- OBJECTIVE -
Without the images, write out the whole listing exactly.

Records from a collection
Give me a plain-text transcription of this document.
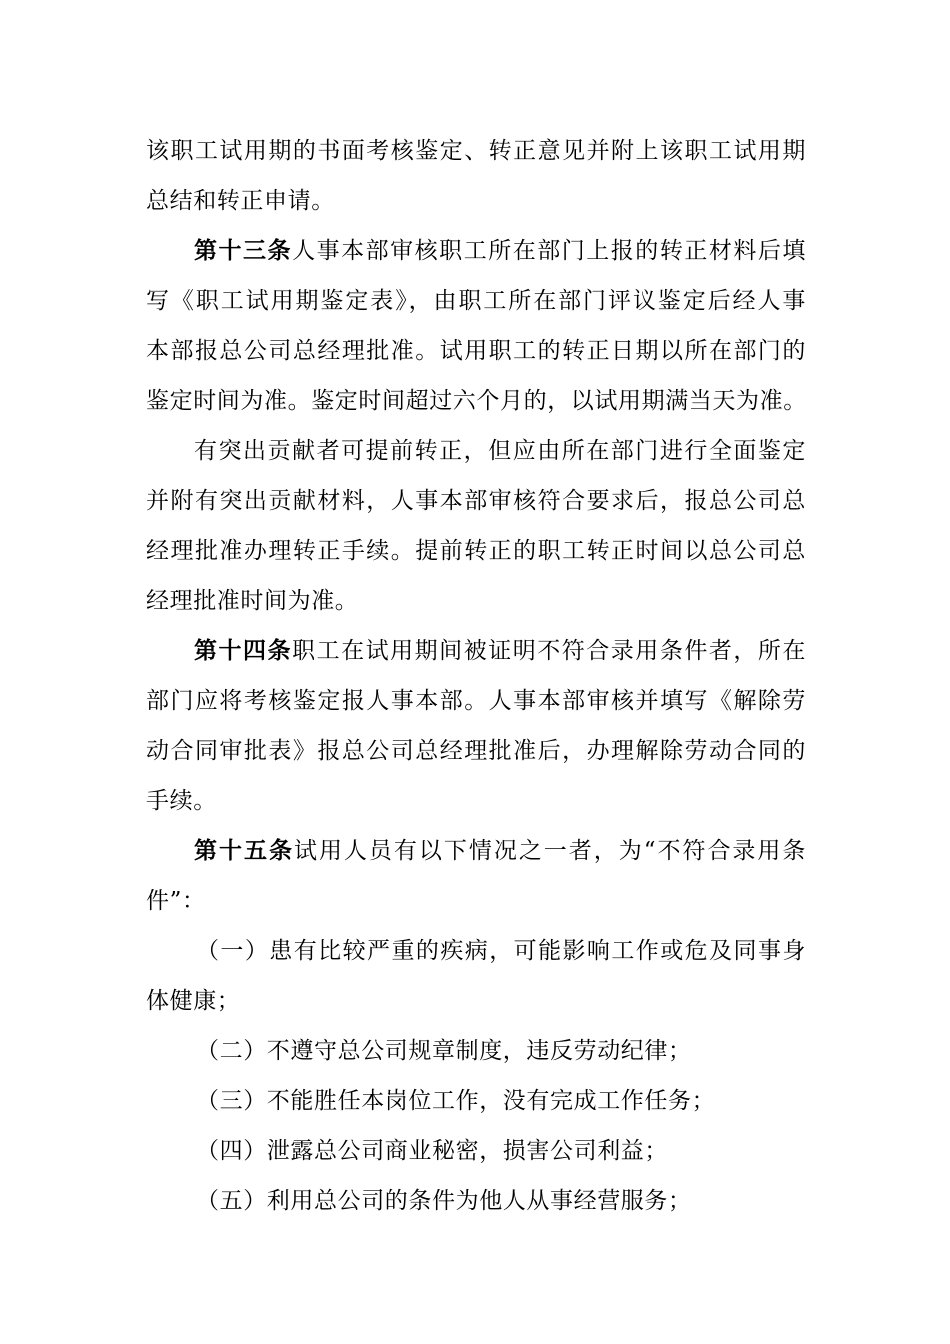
该职工试用期的书面考核鉴定、转正意见并附上该职工试用期
总结和转正申请。
第十三条人事本部审核职工所在部门上报的转正材料后填
写《职工试用期鉴定表》，由职工所在部门评议鉴定后经人事
本部报总公司总经理批准。试用职工的转正日期以所在部门的
鉴定时间为准。鉴定时间超过六个月的，以试用期满当天为准。
有突出贡献者可提前转正，但应由所在部门进行全面鉴定
并附有突出贡献材料，人事本部审核符合要求后，报总公司总
经理批准办理转正手续。提前转正的职工转正时间以总公司总
经理批准时间为准。
第十四条职工在试用期间被证明不符合录用条件者，所在
部门应将考核鉴定报人事本部。人事本部审核并填写《解除劳
动合同审批表》报总公司总经理批准后，办理解除劳动合同的
手续。
第十五条试用人员有以下情况之一者，为“不符合录用条
件”：
（一）患有比较严重的疾病，可能影响工作或危及同事身
体健康；
（二）不遵守总公司规章制度，违反劳动纪律；
（三）不能胜任本岗位工作，没有完成工作任务；
（四）泄露总公司商业秘密，损害公司利益；
（五）利用总公司的条件为他人从事经营服务；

- TASK RESPONSE -
Give me a plain-text transcription of this document.
该职工试用期的书面考核鉴定、转正意见并附上该职工试用期
总结和转正申请。
第十三条人事本部审核职工所在部门上报的转正材料后填
写《职工试用期鉴定表》，由职工所在部门评议鉴定后经人事
本部报总公司总经理批准。试用职工的转正日期以所在部门的
鉴定时间为准。鉴定时间超过六个月的，以试用期满当天为准。
有突出贡献者可提前转正，但应由所在部门进行全面鉴定
并附有突出贡献材料，人事本部审核符合要求后，报总公司总
经理批准办理转正手续。提前转正的职工转正时间以总公司总
经理批准时间为准。
第十四条职工在试用期间被证明不符合录用条件者，所在
部门应将考核鉴定报人事本部。人事本部审核并填写《解除劳
动合同审批表》报总公司总经理批准后，办理解除劳动合同的
手续。
第十五条试用人员有以下情况之一者，为“不符合录用条
件”：
（一）患有比较严重的疾病，可能影响工作或危及同事身
体健康；
（二）不遵守总公司规章制度，违反劳动纪律；
（三）不能胜任本岗位工作，没有完成工作任务；
（四）泄露总公司商业秘密，损害公司利益；
（五）利用总公司的条件为他人从事经营服务；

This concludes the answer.